Marian Gaborik has all the tools: The speed, the shot, and the moxie to be hockey's next big thing.
by Bruce Leonard
Winter 2003
(Wild Post Season Special Addition)

It's a cold, gray wintry afternoon in Trencin, Slovakia and young Marian Gaborik is antsy. Antsy in the frenetic, impatient way 3-year-olds get when they want something bad, real bad.

His mom has promised him that tomorrow she will take him on his first skating lesson, but the anticipation is getting to be too much. He's sure he'll never make it until tomorrow. "I wanted to learn how to skate so badly," recalls Gaborik smiling at the memory. "My brother was playing hockey and I wanted to play too. When that first moment of being on skates finally came, it was special and it felt so natural to be on the ice."

Seventeen years after those first lessons from mom, Gaborik has gone from impatient tyke to NHL headliner whose game has made him the talk of the league. The Hockey News put him on the cover of their preseason issue proclaiming him one of the reasons to get excited about the 2002-2003 season. ESPN ranked him the 4th best forward in the game. Kings coach Andy Murray went even further, calling Gaborik one of the five best players period. The 20- year-old's reaction to all the buzz? "Of course it feels good to hear people say you're among the best players right now, but you can be there one day and not the next. You have to keep working hard to remain there. Otherwise it can be a different story."

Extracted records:
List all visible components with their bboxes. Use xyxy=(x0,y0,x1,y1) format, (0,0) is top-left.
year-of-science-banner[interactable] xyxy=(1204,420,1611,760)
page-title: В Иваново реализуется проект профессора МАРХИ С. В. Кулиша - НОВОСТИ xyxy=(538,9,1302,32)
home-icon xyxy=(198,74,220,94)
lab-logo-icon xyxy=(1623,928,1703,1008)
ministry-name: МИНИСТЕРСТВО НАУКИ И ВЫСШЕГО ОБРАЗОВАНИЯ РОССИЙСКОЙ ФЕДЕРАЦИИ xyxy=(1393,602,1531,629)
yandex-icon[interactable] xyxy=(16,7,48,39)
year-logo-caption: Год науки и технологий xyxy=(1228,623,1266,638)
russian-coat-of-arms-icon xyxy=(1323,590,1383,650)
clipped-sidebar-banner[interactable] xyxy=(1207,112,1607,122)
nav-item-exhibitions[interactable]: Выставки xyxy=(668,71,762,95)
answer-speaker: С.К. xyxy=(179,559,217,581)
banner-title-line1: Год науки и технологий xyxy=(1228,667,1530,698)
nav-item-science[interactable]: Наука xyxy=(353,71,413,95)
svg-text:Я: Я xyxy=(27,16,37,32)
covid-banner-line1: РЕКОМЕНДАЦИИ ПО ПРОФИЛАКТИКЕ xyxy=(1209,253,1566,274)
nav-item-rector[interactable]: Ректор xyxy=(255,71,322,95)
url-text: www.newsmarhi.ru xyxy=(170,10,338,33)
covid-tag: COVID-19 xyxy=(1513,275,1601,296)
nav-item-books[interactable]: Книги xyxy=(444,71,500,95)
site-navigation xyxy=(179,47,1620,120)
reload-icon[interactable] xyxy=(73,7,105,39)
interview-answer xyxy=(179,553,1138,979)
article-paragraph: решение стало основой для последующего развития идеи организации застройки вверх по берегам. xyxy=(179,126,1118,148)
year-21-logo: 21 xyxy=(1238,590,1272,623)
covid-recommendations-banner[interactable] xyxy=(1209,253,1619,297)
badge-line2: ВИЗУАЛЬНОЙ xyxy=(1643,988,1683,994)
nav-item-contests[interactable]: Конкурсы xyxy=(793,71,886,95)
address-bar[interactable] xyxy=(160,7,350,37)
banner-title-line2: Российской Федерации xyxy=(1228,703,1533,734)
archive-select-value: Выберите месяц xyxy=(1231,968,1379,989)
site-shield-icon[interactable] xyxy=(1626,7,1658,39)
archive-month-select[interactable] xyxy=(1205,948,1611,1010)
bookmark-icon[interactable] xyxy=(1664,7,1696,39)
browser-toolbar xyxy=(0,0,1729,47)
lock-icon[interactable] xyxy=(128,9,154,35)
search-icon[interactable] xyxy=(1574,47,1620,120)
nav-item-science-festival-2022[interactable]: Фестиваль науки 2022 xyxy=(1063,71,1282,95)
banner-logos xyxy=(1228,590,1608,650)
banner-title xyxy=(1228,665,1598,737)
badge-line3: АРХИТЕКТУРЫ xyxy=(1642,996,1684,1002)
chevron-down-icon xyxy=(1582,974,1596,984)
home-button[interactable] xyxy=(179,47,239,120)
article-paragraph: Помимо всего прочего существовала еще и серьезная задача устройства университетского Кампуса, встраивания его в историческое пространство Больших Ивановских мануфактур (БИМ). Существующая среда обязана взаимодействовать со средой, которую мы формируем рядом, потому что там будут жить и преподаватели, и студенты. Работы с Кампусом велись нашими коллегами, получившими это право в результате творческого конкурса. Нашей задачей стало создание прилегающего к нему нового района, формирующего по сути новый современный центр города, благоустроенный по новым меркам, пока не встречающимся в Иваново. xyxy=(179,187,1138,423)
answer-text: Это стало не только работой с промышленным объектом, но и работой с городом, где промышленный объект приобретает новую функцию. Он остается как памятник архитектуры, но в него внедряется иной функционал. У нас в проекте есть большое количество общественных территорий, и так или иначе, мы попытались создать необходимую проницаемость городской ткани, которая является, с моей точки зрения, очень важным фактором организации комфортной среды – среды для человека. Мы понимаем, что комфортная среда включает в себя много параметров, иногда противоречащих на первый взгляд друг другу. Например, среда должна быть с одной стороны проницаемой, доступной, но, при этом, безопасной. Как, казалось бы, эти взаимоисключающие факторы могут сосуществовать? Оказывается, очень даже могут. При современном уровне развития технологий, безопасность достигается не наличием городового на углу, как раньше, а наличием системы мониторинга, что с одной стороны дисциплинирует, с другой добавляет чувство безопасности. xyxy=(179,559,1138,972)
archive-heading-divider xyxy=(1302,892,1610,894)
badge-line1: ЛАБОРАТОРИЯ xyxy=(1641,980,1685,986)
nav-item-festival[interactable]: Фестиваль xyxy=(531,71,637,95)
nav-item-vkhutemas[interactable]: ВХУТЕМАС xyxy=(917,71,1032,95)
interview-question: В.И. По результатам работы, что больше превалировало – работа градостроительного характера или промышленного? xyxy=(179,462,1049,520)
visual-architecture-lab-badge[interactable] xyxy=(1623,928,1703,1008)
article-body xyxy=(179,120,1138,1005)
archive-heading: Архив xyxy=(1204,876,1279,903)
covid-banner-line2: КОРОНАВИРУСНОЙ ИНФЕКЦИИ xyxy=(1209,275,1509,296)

**Your tasks:**
1. Answer these questions about the Marian Gaborik article:
(a) In what town and country does the opening scene take place?
(b) Which publication put Gaborik on the cover of its preseason issue?
(c) Where did ESPN rank him among forwards?
2. In the records, rewrite the stretch from the start through the line containing "lab-logo-icon xyxy=(1623,928,1703,1008)", substituting "bounding boxes" for "bboxes" and leaving everything else as it is.

**Outputs for the tasks:**
1.
(a) Trencin, Slovakia
(b) The Hockey News
(c) 4th best forward in the game

2.
List all visible components with their bounding boxes. Use xyxy=(x0,y0,x1,y1) format, (0,0) is top-left.
year-of-science-banner[interactable] xyxy=(1204,420,1611,760)
page-title: В Иваново реализуется проект профессора МАРХИ С. В. Кулиша - НОВОСТИ xyxy=(538,9,1302,32)
home-icon xyxy=(198,74,220,94)
lab-logo-icon xyxy=(1623,928,1703,1008)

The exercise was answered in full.